* Extracted records:
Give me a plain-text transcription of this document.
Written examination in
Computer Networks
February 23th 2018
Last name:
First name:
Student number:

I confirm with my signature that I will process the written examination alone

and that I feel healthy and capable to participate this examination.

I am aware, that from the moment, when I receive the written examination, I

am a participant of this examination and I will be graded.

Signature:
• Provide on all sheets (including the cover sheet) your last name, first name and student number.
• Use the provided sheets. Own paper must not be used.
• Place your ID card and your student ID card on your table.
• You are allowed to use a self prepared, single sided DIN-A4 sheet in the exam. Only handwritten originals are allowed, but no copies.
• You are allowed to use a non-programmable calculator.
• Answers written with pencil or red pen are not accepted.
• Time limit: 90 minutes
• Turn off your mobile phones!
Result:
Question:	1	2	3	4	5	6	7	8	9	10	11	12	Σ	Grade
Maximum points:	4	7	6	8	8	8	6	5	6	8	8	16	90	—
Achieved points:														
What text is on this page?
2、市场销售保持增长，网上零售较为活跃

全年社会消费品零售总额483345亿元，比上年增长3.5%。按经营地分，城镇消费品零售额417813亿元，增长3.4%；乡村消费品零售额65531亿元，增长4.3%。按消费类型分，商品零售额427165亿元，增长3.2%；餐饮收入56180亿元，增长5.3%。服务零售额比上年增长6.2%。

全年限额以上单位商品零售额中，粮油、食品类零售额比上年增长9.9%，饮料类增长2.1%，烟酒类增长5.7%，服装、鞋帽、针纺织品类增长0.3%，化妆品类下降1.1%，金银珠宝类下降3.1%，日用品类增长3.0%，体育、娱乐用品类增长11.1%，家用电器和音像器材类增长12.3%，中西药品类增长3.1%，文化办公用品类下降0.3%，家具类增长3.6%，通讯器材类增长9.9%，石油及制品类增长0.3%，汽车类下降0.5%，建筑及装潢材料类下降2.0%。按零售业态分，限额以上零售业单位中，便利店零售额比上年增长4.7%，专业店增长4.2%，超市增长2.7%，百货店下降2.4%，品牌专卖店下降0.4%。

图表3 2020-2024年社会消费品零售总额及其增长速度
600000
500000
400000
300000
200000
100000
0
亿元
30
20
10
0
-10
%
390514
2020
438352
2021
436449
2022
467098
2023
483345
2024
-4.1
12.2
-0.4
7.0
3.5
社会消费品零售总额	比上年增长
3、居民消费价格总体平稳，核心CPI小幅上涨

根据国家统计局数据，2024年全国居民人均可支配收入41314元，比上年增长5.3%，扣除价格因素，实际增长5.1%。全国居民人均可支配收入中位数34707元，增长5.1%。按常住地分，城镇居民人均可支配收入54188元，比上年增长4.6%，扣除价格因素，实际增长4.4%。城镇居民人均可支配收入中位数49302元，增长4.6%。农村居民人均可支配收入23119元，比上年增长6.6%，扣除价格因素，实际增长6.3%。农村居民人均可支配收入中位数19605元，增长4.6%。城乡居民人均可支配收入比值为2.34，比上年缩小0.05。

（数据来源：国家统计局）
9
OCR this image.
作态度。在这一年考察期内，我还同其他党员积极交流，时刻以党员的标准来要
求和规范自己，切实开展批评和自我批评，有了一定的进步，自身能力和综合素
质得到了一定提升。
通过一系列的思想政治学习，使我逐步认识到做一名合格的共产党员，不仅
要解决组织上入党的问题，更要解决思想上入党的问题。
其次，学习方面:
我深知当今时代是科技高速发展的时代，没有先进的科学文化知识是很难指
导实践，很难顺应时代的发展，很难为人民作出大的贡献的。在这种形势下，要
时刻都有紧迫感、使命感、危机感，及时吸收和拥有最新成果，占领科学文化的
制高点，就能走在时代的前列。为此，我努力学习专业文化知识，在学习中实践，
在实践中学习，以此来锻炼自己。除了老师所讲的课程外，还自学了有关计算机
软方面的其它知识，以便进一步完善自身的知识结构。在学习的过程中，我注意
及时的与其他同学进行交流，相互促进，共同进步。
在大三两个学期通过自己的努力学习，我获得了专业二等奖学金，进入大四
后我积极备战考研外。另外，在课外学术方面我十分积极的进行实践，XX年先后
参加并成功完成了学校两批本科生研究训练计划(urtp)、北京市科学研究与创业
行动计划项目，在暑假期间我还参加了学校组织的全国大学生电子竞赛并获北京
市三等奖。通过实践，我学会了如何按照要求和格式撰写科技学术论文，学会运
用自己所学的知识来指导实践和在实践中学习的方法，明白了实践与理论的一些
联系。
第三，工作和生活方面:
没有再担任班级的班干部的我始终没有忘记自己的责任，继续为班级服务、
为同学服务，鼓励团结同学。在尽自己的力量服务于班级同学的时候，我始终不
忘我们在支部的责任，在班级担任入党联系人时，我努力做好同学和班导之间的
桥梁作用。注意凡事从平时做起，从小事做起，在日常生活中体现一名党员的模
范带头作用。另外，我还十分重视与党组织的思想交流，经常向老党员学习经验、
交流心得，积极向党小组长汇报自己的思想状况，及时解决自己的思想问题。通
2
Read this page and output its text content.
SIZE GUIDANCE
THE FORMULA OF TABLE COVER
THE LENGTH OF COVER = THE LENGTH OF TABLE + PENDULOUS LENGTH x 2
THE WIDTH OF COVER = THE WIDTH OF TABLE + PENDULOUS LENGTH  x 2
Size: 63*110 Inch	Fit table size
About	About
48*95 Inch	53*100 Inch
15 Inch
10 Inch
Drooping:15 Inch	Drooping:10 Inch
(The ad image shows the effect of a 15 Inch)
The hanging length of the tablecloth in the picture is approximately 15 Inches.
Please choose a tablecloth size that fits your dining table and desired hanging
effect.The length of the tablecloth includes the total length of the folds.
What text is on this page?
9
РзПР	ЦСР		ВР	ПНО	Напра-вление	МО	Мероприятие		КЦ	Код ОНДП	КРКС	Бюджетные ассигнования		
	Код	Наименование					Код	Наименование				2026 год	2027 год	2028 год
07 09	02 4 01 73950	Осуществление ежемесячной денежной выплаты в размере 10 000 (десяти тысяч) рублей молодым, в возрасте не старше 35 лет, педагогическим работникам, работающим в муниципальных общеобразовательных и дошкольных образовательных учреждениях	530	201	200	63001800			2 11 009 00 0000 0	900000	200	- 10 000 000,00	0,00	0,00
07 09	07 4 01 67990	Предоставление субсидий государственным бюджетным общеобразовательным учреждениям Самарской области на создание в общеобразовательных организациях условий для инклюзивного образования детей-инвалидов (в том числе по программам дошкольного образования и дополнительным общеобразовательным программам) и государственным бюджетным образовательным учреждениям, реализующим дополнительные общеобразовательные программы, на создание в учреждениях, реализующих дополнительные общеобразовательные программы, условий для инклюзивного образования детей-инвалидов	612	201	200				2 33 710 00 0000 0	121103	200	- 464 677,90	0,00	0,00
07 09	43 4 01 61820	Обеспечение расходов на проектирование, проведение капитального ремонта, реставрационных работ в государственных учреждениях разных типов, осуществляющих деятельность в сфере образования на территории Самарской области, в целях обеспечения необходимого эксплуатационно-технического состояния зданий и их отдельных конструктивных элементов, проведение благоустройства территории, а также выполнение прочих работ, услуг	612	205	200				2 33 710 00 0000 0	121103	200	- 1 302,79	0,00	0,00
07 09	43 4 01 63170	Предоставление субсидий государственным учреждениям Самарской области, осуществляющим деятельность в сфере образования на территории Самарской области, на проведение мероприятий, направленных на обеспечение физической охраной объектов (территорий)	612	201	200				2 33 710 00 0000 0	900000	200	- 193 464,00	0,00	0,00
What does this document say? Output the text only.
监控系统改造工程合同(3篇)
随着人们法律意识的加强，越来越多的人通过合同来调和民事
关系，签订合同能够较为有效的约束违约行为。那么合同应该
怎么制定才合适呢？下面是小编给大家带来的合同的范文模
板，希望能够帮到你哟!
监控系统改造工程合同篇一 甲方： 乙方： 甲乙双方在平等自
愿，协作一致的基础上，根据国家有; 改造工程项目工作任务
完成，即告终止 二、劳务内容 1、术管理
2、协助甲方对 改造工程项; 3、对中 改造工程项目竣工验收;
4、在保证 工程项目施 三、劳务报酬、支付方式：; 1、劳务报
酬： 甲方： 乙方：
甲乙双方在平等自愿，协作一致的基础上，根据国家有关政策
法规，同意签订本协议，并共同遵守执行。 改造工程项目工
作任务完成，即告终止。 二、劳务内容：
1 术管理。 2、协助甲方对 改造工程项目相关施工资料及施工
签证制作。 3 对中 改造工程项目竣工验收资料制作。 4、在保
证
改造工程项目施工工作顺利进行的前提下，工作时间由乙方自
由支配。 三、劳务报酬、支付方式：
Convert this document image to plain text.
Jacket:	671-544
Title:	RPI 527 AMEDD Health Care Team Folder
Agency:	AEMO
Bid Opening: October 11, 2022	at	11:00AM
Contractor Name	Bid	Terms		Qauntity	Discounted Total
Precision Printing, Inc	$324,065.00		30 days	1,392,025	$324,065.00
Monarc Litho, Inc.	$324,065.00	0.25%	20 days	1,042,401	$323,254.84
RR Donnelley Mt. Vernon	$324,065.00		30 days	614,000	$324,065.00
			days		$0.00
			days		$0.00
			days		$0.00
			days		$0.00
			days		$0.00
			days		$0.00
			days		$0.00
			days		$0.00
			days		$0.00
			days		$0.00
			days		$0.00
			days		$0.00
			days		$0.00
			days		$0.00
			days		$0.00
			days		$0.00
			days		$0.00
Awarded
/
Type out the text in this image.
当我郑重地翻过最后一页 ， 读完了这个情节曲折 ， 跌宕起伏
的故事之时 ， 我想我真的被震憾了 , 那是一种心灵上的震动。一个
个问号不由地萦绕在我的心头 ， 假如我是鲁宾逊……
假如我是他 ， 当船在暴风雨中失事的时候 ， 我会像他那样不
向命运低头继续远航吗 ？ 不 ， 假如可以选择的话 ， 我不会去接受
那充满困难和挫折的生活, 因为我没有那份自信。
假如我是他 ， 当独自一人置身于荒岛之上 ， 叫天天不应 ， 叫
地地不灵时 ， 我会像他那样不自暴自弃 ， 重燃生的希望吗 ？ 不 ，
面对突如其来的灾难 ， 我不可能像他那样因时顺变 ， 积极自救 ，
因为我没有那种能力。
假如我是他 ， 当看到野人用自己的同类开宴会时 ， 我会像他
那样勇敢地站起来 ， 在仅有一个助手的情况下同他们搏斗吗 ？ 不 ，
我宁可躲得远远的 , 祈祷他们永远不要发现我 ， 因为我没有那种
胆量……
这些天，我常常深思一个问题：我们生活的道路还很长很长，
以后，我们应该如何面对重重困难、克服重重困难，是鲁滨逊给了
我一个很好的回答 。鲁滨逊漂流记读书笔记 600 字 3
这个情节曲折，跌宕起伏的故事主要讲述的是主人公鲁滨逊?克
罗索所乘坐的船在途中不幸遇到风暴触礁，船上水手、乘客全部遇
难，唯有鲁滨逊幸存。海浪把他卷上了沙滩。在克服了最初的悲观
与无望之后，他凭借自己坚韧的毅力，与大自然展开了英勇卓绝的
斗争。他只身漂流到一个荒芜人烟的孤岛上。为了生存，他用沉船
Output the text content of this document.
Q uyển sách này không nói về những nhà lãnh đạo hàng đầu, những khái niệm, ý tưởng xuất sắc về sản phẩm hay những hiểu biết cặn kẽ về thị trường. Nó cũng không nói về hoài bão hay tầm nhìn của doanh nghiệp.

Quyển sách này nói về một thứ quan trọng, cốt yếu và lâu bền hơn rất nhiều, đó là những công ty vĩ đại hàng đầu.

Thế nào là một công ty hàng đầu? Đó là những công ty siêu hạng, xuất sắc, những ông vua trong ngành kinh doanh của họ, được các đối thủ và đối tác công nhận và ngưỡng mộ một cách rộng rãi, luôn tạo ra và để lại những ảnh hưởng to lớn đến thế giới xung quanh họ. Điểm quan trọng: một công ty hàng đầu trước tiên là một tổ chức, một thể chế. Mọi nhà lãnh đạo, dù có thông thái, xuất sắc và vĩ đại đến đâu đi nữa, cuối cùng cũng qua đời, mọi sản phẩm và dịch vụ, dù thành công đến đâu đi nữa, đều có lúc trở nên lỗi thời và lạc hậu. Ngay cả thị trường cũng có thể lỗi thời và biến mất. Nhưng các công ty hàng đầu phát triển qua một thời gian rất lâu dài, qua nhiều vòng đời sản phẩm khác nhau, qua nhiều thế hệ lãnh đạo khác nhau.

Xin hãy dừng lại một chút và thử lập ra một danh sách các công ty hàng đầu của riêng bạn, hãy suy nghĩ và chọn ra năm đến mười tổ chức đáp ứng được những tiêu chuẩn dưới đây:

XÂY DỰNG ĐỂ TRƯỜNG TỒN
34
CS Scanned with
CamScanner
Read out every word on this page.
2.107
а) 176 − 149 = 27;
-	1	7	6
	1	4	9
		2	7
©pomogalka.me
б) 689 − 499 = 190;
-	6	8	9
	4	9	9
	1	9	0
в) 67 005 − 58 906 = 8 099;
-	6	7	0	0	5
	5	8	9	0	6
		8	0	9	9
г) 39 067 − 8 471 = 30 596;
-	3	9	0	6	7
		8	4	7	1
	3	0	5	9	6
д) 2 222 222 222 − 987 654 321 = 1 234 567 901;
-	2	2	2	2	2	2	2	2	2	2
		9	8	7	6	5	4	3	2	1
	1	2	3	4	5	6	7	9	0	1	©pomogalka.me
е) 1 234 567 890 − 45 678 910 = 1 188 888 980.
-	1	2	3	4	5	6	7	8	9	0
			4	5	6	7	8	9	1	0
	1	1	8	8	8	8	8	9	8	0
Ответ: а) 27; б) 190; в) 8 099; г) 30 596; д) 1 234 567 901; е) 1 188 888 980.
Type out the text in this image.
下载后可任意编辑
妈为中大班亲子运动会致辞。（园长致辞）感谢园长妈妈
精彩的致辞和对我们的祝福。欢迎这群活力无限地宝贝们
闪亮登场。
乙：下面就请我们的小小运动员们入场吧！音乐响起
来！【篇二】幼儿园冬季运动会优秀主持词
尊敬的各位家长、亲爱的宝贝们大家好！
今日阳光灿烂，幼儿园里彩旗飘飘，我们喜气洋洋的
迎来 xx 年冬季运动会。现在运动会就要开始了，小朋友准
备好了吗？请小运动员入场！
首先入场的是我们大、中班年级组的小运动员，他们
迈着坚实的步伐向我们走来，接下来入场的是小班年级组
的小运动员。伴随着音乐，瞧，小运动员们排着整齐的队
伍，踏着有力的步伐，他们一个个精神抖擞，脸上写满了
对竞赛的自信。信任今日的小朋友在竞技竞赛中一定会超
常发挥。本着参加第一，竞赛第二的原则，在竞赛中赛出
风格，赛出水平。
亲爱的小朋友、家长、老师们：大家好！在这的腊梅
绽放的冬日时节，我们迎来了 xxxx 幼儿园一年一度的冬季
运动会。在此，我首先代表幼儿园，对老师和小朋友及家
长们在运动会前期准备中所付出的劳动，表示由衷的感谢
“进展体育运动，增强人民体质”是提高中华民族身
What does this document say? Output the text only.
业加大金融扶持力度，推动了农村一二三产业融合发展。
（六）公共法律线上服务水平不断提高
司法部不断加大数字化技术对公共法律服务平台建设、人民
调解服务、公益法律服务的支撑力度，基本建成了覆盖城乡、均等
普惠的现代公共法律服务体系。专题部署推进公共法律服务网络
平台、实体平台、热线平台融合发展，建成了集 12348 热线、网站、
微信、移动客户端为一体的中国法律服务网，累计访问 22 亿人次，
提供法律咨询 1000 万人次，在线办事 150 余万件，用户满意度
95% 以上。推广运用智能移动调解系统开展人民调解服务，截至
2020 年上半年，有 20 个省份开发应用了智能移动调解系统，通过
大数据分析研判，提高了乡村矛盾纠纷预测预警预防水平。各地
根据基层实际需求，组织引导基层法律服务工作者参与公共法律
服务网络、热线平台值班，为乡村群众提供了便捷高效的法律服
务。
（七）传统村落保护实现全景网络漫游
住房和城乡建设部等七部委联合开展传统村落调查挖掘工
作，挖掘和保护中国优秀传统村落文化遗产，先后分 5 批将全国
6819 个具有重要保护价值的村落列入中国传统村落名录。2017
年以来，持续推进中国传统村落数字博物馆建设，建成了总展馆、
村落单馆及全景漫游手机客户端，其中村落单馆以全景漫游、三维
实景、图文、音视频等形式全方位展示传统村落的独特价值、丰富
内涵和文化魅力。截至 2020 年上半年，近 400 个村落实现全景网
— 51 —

* TASK REQUIREMENTS: Work out how many lines of the data above hold the word "общеобразовательных", and write only the count.

* FINAL ANSWER: 2